### Brief 1
Return each line of the records below that contains the word "this".
>> Begin Quoted text
Wills and Estates – Last Will and Testament Law – South Carolina

Note:  This summary is not intended to be an all inclusive discussion of the law of wills in South Carolina, but does contain basic and other provisions.  A discussion of hand written wills is not included.

Who may make a will: A person who is of sound mind and who is not a minor as defined in Section 62-1-201(24) may make a will. 62-2-501.

Execution: A will shall be in writing, signed by the testator and shall be signed by at least two persons each of whom witnessed either the signing. 62-2-502.

Interested witness: No subscribing witness to any will, testament, or codicil may be held incompetent to attest or prove the same by reason of any devise, legacy, or bequest therein in favor of such witness or the husband or wife of such witness, by reason of any appointment therein of such witness or the husband or wife of such witness to any office, trust, or duty, or by reason of any charge therein of debts to any part of the estate in favor of such witness as creditor. Any such devise, legacy, or bequest is valid and effectual, if otherwise so, but unless there are two other and interested witnesses then so far as the property, estate, or interest so devised or bequeathed exceeds in value any property, estate, or interest to which such witness or the husband or wife of such witness would be entitled upon the failure to establish such will, testament, or codicil, such devise, legacy, or bequest is null and void to the extent of such excess. Any such appointment is valid, if otherwise so, and the person so appointed, in such case, is entitled by law to take or receive any commissions or other compensation on account thereof. 62-2-504.
>> End Quoted text
>> Begin Material for the task
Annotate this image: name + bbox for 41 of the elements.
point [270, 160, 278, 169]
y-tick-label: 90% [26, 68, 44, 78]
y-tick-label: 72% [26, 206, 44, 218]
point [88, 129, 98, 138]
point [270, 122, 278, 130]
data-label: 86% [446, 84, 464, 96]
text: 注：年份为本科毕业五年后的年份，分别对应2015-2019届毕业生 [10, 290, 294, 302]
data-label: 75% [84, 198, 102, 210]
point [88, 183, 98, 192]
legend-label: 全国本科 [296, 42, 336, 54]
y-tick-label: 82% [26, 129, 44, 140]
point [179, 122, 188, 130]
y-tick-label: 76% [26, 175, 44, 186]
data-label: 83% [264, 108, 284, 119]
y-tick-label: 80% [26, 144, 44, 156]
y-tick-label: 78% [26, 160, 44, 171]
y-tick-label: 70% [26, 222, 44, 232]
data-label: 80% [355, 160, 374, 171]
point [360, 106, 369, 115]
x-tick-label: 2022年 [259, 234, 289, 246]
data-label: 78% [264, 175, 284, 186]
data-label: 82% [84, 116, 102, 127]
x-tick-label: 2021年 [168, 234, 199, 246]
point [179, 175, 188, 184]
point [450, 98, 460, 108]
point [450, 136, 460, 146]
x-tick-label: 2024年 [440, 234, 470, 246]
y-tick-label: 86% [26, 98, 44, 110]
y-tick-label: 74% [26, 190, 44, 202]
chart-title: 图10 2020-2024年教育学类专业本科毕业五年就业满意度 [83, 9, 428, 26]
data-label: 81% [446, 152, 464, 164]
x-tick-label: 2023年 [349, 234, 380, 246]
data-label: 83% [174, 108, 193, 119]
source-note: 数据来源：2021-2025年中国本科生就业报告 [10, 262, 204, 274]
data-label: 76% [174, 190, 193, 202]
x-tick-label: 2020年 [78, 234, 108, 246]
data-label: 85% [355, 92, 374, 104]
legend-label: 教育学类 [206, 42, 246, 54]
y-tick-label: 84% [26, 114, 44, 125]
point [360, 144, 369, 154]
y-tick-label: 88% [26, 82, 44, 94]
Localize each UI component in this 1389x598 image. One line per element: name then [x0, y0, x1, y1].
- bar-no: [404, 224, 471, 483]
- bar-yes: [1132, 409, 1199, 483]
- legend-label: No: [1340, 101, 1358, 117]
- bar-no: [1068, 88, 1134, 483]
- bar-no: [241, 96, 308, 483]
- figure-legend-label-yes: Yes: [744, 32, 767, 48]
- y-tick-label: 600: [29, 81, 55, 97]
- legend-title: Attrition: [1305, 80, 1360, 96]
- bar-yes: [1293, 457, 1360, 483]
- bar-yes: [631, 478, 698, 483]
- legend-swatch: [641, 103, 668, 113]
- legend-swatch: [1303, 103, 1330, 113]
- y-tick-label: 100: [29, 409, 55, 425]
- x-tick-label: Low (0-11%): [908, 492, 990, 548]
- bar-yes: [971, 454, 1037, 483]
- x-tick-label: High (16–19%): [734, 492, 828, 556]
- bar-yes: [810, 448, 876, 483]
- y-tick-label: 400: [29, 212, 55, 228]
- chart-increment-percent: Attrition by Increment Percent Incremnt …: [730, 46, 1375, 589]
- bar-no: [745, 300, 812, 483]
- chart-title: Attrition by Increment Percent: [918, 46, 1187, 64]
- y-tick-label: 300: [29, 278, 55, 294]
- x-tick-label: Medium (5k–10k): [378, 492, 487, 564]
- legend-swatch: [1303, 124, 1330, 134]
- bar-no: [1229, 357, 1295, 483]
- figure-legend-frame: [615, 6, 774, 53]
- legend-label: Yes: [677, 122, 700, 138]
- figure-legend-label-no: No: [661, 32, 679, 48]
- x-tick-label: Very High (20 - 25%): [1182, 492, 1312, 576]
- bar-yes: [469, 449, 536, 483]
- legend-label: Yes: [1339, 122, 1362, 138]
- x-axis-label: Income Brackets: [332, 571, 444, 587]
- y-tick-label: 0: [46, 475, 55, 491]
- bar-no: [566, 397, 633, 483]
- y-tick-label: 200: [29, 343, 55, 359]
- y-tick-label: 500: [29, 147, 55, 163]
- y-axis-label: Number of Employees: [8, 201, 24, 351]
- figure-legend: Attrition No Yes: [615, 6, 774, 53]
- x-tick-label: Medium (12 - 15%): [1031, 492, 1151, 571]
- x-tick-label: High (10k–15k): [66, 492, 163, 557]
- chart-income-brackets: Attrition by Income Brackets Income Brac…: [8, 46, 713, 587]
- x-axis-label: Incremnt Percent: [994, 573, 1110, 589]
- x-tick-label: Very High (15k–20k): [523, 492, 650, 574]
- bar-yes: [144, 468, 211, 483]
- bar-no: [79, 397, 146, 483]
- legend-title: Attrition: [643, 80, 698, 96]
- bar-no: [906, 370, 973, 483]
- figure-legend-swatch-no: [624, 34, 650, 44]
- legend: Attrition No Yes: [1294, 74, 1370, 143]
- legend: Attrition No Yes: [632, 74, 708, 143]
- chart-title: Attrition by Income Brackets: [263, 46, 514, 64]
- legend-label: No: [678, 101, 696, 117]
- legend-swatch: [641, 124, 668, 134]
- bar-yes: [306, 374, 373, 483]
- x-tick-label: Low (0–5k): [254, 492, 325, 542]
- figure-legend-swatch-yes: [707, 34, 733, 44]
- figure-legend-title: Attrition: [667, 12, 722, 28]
>> End Material for the task
### Brief 2
Carry on the South Carolina wills summary from the point where it stops.

### Response 1
Annotate this image: name + bbox for 41 of the elements.
Localize each UI component in this 1389x598 image. One line per element: name then [x0, y0, x1, y1].

### Response 2
Choice of law as to execution: A written will is valid if executed in compliance with South Carolina law either at the time of execution or at the date of the testator’s death or if its execution complies with the law at the time of execution of
(1) the place where the will is executed, or
(2) the place where the testator is domiciled at the time of execution or at the time of death. 62-2-505.

Revocation by writing or by act: A will or any part thereof is revoked:
(1) by a subsequent will which revokes the prior will or part expressly or by inconsistency; or
(2) by being burned, torn, canceled, obliterated, or destroyed, with the intent and for the purpose of revoking it by the testator or by another person in the testator’s presence and by the testator’s direction. 62-2-506.

Revocation by divorce, annulment, and order terminating marital property rights; no revocation by other changes of circumstances: If after executing a will the testator is divorced or his marriage annulled or his spouse is a party to a valid proceeding concluded by an order purporting to terminate all marital property rights or confirming equitable distribution between spouses, the divorce or annulment or order revokes any disposition or appointment of property including beneficial interests made by the will to the spouse, any provision conferring a general or special power of appointment on the spouse, and any nomination of the spouse as executor, trustee, conservator, or guardian, unless the will expressly provides otherwise. If provisions are revoked solely by this section, they are revived by testator’s remarriage to the former spouse. 62-2-507.

Incorporation by reference: Any writing in existence when a will is executed may be incorporated by reference if the language of the will manifests this intent and describes the writing sufficiently to permit its identification. 62-2-509.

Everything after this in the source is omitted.